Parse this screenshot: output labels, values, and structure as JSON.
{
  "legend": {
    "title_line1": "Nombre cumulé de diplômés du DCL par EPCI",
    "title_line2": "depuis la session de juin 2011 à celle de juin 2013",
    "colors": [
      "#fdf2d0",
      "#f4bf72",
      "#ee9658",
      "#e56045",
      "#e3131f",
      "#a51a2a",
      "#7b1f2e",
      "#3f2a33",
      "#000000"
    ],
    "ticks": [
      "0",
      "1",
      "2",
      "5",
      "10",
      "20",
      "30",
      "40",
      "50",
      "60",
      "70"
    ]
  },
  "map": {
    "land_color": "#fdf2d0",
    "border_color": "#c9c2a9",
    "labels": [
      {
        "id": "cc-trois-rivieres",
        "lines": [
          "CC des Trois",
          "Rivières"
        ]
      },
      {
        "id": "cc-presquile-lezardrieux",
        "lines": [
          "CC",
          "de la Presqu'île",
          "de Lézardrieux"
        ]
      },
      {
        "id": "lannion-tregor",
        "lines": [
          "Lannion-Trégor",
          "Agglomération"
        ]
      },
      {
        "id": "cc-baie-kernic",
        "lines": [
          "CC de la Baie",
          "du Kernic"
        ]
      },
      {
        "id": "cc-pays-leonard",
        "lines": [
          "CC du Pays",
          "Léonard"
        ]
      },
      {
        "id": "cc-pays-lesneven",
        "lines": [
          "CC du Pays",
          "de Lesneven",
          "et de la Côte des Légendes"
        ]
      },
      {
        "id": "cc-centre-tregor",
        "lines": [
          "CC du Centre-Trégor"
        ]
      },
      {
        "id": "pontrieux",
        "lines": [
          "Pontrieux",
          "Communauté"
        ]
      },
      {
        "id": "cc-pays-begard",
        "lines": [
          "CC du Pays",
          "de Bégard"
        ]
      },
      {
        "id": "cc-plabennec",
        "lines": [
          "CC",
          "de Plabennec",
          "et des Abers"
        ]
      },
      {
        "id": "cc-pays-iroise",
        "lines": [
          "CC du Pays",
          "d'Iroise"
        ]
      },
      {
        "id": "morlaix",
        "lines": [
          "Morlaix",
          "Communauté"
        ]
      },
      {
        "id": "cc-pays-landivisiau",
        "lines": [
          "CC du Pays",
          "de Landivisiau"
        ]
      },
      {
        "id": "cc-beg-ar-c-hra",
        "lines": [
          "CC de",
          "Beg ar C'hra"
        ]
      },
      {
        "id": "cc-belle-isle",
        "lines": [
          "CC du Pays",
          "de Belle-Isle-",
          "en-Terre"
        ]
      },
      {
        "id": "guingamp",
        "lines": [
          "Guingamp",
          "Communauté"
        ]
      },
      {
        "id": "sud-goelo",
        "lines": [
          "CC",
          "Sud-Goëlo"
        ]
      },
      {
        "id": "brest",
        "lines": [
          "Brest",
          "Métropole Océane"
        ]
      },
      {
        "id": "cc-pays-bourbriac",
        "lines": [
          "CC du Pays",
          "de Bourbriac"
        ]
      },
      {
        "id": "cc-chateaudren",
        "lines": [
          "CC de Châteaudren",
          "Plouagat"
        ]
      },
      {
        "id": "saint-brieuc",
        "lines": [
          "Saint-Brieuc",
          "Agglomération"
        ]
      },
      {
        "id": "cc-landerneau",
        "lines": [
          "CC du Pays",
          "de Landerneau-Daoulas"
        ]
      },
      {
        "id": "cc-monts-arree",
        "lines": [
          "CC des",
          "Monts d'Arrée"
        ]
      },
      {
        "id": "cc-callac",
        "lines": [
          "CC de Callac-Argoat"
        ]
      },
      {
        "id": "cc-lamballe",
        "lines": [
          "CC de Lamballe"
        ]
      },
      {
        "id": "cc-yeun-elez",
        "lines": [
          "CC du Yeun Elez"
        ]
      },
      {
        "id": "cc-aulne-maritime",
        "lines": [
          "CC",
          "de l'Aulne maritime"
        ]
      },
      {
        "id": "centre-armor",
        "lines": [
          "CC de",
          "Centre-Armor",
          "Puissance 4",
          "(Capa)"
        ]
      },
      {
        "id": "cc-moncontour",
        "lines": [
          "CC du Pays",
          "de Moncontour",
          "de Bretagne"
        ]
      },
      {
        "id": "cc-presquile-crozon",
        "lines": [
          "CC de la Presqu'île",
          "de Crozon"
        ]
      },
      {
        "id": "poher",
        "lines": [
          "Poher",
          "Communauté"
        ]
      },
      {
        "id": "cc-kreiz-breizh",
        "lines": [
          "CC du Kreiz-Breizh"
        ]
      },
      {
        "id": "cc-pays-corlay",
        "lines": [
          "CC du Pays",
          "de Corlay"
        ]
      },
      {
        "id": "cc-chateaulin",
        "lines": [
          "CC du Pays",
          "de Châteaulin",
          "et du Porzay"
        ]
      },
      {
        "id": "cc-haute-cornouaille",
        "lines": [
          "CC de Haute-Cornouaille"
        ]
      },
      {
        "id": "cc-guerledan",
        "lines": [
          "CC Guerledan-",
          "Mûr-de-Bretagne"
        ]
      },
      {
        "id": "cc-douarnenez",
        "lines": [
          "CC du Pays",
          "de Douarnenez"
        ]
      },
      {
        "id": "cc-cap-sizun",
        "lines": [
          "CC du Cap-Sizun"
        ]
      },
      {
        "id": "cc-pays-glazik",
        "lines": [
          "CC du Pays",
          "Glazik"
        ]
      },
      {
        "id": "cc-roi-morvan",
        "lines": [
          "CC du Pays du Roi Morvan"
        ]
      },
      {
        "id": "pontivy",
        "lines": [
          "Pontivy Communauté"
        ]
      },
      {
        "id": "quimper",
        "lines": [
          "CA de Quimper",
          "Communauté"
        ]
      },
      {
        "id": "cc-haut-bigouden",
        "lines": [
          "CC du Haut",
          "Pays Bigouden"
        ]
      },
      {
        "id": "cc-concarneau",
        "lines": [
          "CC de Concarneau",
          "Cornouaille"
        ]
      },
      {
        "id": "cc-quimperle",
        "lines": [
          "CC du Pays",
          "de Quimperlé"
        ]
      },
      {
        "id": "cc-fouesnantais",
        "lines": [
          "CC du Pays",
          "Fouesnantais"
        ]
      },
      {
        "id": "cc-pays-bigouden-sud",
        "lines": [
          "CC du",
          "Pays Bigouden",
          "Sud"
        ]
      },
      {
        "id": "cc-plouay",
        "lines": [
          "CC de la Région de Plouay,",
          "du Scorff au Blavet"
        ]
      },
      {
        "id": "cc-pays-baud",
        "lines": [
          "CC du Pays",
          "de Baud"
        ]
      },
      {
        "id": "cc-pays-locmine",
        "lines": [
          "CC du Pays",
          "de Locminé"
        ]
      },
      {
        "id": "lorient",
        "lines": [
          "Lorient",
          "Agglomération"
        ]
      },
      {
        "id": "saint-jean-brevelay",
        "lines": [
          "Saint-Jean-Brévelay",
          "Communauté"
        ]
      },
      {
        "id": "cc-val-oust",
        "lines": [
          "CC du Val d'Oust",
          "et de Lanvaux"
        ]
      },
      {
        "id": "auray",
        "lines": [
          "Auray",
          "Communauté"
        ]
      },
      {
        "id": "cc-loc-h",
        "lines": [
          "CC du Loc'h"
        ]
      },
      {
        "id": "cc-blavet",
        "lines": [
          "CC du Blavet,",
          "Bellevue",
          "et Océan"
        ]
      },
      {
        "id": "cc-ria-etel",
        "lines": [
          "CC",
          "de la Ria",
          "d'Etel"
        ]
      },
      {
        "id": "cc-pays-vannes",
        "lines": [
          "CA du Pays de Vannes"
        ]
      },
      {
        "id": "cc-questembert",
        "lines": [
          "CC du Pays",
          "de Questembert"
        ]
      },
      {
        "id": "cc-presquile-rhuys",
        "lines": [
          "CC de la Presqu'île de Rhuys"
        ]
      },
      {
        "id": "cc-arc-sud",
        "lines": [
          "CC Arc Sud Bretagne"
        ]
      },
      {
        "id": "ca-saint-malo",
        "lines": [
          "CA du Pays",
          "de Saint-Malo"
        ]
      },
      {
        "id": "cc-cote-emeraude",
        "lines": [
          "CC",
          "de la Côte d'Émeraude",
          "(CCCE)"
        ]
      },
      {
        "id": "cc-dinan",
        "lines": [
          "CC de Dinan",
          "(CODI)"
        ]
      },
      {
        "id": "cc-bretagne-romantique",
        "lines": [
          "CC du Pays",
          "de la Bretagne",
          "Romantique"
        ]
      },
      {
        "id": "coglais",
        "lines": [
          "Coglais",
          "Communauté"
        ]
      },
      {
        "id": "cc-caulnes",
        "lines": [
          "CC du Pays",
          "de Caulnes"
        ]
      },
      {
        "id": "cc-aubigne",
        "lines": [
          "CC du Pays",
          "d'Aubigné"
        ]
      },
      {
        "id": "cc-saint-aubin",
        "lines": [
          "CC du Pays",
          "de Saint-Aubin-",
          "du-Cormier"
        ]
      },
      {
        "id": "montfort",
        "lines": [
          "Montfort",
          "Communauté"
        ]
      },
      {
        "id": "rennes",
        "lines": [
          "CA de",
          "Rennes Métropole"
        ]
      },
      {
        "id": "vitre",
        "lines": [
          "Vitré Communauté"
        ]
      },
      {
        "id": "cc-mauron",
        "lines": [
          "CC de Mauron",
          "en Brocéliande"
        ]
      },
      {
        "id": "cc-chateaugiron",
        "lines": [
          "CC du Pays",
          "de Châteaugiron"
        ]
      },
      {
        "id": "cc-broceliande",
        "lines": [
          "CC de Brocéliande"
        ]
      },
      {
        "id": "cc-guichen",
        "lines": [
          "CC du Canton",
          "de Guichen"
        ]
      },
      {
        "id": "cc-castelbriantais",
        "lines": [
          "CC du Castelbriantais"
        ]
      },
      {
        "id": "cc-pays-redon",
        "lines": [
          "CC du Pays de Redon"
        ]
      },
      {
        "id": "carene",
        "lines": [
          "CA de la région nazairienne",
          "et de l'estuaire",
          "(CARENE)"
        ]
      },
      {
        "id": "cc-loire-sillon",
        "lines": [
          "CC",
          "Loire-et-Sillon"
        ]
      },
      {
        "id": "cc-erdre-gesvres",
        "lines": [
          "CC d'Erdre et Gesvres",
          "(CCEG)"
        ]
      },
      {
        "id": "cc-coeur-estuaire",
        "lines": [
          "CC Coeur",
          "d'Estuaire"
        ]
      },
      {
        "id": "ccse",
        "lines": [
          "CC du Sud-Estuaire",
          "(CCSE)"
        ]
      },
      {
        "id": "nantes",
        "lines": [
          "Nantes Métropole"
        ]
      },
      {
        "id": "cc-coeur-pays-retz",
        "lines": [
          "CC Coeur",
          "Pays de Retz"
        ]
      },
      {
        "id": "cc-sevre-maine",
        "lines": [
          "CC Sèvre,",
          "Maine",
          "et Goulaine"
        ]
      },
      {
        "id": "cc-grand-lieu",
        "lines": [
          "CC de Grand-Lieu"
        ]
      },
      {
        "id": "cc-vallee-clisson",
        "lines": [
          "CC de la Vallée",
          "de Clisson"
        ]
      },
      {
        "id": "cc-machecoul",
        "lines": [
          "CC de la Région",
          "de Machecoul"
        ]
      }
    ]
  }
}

**What you are asked to do:** Where a line of the data holds "tregor", show that line.

**Result below:**
        "id": "lannion-tregor",
        "id": "cc-centre-tregor",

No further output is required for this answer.